# SET TASK
Print the data exactly as it is given, please.

* Start INFORMATION SHOWN *

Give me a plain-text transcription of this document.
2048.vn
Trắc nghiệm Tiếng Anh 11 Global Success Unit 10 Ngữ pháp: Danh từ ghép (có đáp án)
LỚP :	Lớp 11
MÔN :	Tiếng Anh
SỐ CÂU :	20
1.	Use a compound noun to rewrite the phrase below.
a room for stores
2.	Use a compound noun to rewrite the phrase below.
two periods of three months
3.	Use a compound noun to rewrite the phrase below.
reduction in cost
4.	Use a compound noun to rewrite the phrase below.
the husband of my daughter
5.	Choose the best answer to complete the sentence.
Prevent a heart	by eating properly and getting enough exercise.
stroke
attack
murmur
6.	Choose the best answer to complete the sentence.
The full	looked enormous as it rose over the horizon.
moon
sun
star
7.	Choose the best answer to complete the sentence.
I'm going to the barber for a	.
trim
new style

* End INFORMATION SHOWN *

# FULL ANSWER
Give me a plain-text transcription of this document.
2048.vn
Trắc nghiệm Tiếng Anh 11 Global Success Unit 10 Ngữ pháp: Danh từ ghép (có đáp án)
LỚP :	Lớp 11
MÔN :	Tiếng Anh
SỐ CÂU :	20
1.	Use a compound noun to rewrite the phrase below.
a room for stores
2.	Use a compound noun to rewrite the phrase below.
two periods of three months
3.	Use a compound noun to rewrite the phrase below.
reduction in cost
4.	Use a compound noun to rewrite the phrase below.
the husband of my daughter
5.	Choose the best answer to complete the sentence.
Prevent a heart	by eating properly and getting enough exercise.
stroke
attack
murmur
6.	Choose the best answer to complete the sentence.
The full	looked enormous as it rose over the horizon.
moon
sun
star
7.	Choose the best answer to complete the sentence.
I'm going to the barber for a	.
trim
new style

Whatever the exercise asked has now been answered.